#### Aim of the exercise:
For every line in the records that has the word "huynh", make a copy.

#### Dataset entries:
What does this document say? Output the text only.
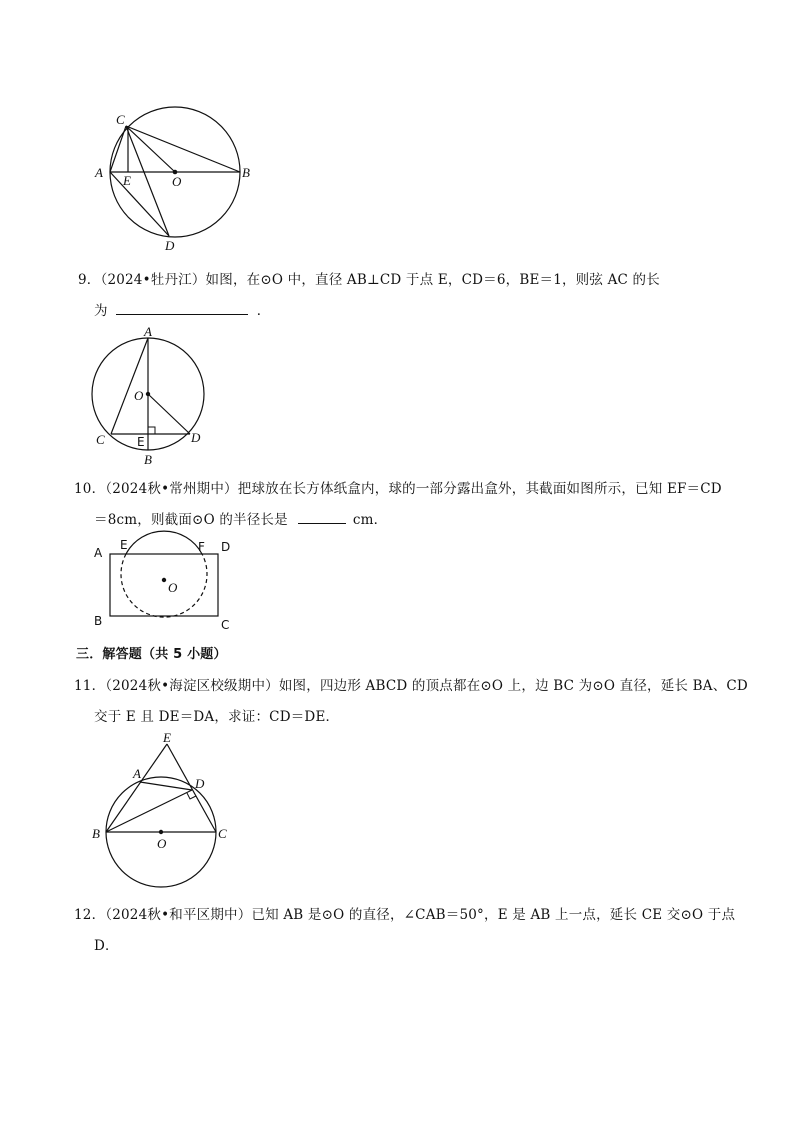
C
A
E	O
B
D
9．（2024•牡丹江）如图，在⊙O 中，直径 AB⊥CD 于点 E，CD＝6，BE＝1，则弦 AC 的长
为	．
A
O
C	E	D
B
10．（2024秋•常州期中）把球放在长方体纸盒内，球的一部分露出盒外，其截面如图所示，已知 EF＝CD
＝8cm，则截面⊙O 的半径长是	cm．
A
E	F D
O
B	C
三．解答题（共 5 小题）
11．（2024秋•海淀区校级期中）如图，四边形 ABCD 的顶点都在⊙O 上，边 BC 为⊙O 直径，延长 BA、CD
交于 E 且 DE＝DA，求证：CD＝DE．
E
A
D
B
O
C
12．（2024秋•和平区期中）已知 AB 是⊙O 的直径，∠CAB＝50°，E 是 AB 上一点，延长 CE 交⊙O 于点
D．
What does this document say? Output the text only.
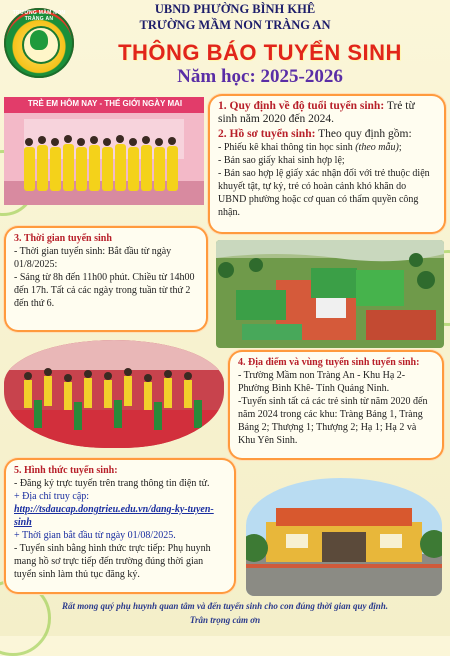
TRƯỜNG MẦM NON TRÀNG AN
UBND PHƯỜNG BÌNH KHÊ
TRƯỜNG MẦM NON TRÀNG AN
THÔNG BÁO TUYỂN SINH
Năm học: 2025-2026
TRẺ EM HÔM NAY - THẾ GIỚI NGÀY MAI	1. Quy định về độ tuổi tuyển sinh: Trẻ từ sinh năm 2020 đến 2024.

2. Hồ sơ tuyển sinh: Theo quy định gồm:

- Phiếu kê khai thông tin học sinh (theo mẫu);

- Bản sao giấy khai sinh hợp lệ;

- Bản sao hợp lệ giấy xác nhận đối với trẻ thuộc diện khuyết tật, tự kỷ, trẻ có hoàn cảnh khó khăn do UBND phường hoặc cơ quan có thẩm quyền công nhận.

3. Thời gian tuyển sinh

- Thời gian tuyển sinh: Bắt đầu từ ngày 01/8/2025:

- Sáng từ 8h đến 11h00 phút. Chiều từ 14h00 đến 17h. Tất cả các ngày trong tuần từ thứ 2 đến thứ 6.

4. Địa điểm và vùng tuyển sinh tuyển sinh:

- Trường Mầm non Tràng An - Khu Hạ 2- Phường Bình Khê- Tỉnh Quảng Ninh.

-Tuyển sinh tất cả các trẻ sinh từ năm 2020 đến năm 2024 trong các khu: Tràng Bảng 1, Tràng Bảng 2; Thượng 1; Thượng 2; Hạ 1; Hạ 2 và Khu Yên Sinh.

5. Hình thức tuyển sinh:

- Đăng ký trực tuyến trên trang thông tin điện tử.

+ Địa chỉ truy cập:

http://tsdaucap.dongtrieu.edu.vn/dang-ky-tuyen-sinh

+ Thời gian bắt đầu từ ngày 01/08/2025.

- Tuyển sinh bằng hình thức trực tiếp: Phụ huynh mang hồ sơ trực tiếp đến trường đúng thời gian tuyển sinh làm thủ tục đăng ký.

Rất mong quý phụ huynh quan tâm và đến tuyển sinh cho con đúng thời gian quy định.
Trân trọng cảm ơn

#### Solution to the problem:
- Tuyển sinh bằng hình thức trực tiếp: Phụ huynh mang hồ sơ trực tiếp đến trường đúng thời gian tuyển sinh làm thủ tục đăng ký.
Rất mong quý phụ huynh quan tâm và đến tuyển sinh cho con đúng thời gian quy định.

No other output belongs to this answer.